----- Provided data -----
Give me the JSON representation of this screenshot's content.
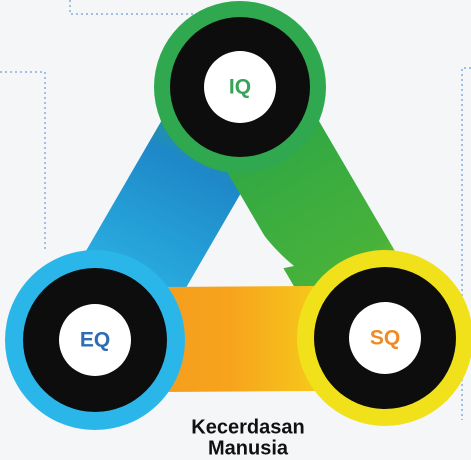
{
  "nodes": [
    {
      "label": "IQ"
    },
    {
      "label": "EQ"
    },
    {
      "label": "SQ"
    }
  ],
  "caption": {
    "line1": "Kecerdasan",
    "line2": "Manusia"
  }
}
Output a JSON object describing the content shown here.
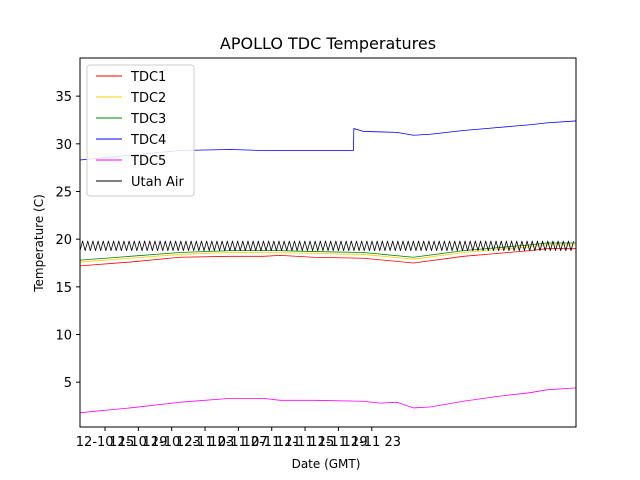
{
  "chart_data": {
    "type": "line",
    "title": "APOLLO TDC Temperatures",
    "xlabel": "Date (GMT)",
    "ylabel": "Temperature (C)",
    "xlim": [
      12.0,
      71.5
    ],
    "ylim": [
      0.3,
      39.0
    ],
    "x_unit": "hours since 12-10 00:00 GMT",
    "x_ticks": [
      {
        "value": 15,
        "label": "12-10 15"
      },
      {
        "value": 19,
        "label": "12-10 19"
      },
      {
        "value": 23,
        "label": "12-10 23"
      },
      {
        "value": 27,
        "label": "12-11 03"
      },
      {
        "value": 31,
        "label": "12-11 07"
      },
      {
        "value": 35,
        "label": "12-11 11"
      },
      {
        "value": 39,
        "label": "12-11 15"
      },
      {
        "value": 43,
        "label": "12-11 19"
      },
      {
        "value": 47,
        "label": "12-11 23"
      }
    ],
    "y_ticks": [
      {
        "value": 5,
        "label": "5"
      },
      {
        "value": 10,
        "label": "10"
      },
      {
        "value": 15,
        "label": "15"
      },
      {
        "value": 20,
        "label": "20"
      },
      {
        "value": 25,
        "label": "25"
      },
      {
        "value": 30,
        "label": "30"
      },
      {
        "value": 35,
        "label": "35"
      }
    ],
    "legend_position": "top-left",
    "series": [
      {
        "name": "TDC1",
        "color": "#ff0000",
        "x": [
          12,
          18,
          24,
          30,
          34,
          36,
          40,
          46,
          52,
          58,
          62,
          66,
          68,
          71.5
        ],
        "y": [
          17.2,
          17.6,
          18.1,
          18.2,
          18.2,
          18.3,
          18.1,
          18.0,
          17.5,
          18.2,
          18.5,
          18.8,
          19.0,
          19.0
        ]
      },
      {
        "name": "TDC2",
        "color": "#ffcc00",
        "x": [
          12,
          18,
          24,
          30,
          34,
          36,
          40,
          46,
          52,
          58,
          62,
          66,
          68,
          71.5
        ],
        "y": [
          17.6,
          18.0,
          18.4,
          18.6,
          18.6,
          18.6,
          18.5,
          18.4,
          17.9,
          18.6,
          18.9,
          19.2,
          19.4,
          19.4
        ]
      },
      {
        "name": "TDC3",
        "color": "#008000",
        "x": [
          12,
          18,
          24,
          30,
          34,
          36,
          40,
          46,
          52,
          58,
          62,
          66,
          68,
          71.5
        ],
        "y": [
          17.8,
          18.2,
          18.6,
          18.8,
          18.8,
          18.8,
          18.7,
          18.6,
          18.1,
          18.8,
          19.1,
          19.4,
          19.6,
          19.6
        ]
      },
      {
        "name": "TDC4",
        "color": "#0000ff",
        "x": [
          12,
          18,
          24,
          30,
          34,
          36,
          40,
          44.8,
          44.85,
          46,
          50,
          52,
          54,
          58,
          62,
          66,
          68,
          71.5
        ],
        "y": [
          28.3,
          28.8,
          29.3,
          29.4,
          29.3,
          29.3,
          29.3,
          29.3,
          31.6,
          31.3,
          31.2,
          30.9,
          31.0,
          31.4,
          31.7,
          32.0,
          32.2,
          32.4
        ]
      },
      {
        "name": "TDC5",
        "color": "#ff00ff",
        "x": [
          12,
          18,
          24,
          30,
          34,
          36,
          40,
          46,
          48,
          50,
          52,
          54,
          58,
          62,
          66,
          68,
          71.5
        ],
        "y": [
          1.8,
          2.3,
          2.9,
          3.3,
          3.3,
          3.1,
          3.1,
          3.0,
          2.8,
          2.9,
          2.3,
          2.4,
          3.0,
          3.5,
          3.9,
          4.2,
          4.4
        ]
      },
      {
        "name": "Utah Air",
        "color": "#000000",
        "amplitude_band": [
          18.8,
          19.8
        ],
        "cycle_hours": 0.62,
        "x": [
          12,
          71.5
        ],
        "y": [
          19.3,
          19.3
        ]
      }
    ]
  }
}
-----
* [Goal of the exercise] Reproduce the whole listing word for word, setting aside any pictures.

* [Expected answer]
Give me the JSON representation of this screenshot's content.
{
  "nodes": [
    {
      "label": "IQ"
    },
    {
      "label": "EQ"
    },
    {
      "label": "SQ"
    }
  ],
  "caption": {
    "line1": "Kecerdasan",
    "line2": "Manusia"
  }
}
Output a JSON object describing the content shown here.
{
  "chart_data": {
    "type": "line",
    "title": "APOLLO TDC Temperatures",
    "xlabel": "Date (GMT)",
    "ylabel": "Temperature (C)",
    "xlim": [
      12.0,
      71.5
    ],
    "ylim": [
      0.3,
      39.0
    ],
    "x_unit": "hours since 12-10 00:00 GMT",
    "x_ticks": [
      {
        "value": 15,
        "label": "12-10 15"
      },
      {
        "value": 19,
        "label": "12-10 19"
      },
      {
        "value": 23,
        "label": "12-10 23"
      },
      {
        "value": 27,
        "label": "12-11 03"
      },
      {
        "value": 31,
        "label": "12-11 07"
      },
      {
        "value": 35,
        "label": "12-11 11"
      },
      {
        "value": 39,
        "label": "12-11 15"
      },
      {
        "value": 43,
        "label": "12-11 19"
      },
      {
        "value": 47,
        "label": "12-11 23"
      }
    ],
    "y_ticks": [
      {
        "value": 5,
        "label": "5"
      },
      {
        "value": 10,
        "label": "10"
      },
      {
        "value": 15,
        "label": "15"
      },
      {
        "value": 20,
        "label": "20"
      },
      {
        "value": 25,
        "label": "25"
      },
      {
        "value": 30,
        "label": "30"
      },
      {
        "value": 35,
        "label": "35"
      }
    ],
    "legend_position": "top-left",
    "series": [
      {
        "name": "TDC1",
        "color": "#ff0000",
        "x": [
          12,
          18,
          24,
          30,
          34,
          36,
          40,
          46,
          52,
          58,
          62,
          66,
          68,
          71.5
        ],
        "y": [
          17.2,
          17.6,
          18.1,
          18.2,
          18.2,
          18.3,
          18.1,
          18.0,
          17.5,
          18.2,
          18.5,
          18.8,
          19.0,
          19.0
        ]
      },
      {
        "name": "TDC2",
        "color": "#ffcc00",
        "x": [
          12,
          18,
          24,
          30,
          34,
          36,
          40,
          46,
          52,
          58,
          62,
          66,
          68,
          71.5
        ],
        "y": [
          17.6,
          18.0,
          18.4,
          18.6,
          18.6,
          18.6,
          18.5,
          18.4,
          17.9,
          18.6,
          18.9,
          19.2,
          19.4,
          19.4
        ]
      },
      {
        "name": "TDC3",
        "color": "#008000",
        "x": [
          12,
          18,
          24,
          30,
          34,
          36,
          40,
          46,
          52,
          58,
          62,
          66,
          68,
          71.5
        ],
        "y": [
          17.8,
          18.2,
          18.6,
          18.8,
          18.8,
          18.8,
          18.7,
          18.6,
          18.1,
          18.8,
          19.1,
          19.4,
          19.6,
          19.6
        ]
      },
      {
        "name": "TDC4",
        "color": "#0000ff",
        "x": [
          12,
          18,
          24,
          30,
          34,
          36,
          40,
          44.8,
          44.85,
          46,
          50,
          52,
          54,
          58,
          62,
          66,
          68,
          71.5
        ],
        "y": [
          28.3,
          28.8,
          29.3,
          29.4,
          29.3,
          29.3,
          29.3,
          29.3,
          31.6,
          31.3,
          31.2,
          30.9,
          31.0,
          31.4,
          31.7,
          32.0,
          32.2,
          32.4
        ]
      },
      {
        "name": "TDC5",
        "color": "#ff00ff",
        "x": [
          12,
          18,
          24,
          30,
          34,
          36,
          40,
          46,
          48,
          50,
          52,
          54,
          58,
          62,
          66,
          68,
          71.5
        ],
        "y": [
          1.8,
          2.3,
          2.9,
          3.3,
          3.3,
          3.1,
          3.1,
          3.0,
          2.8,
          2.9,
          2.3,
          2.4,
          3.0,
          3.5,
          3.9,
          4.2,
          4.4
        ]
      },
      {
        "name": "Utah Air",
        "color": "#000000",
        "amplitude_band": [
          18.8,
          19.8
        ],
        "cycle_hours": 0.62,
        "x": [
          12,
          71.5
        ],
        "y": [
          19.3,
          19.3
        ]
      }
    ]
  }
}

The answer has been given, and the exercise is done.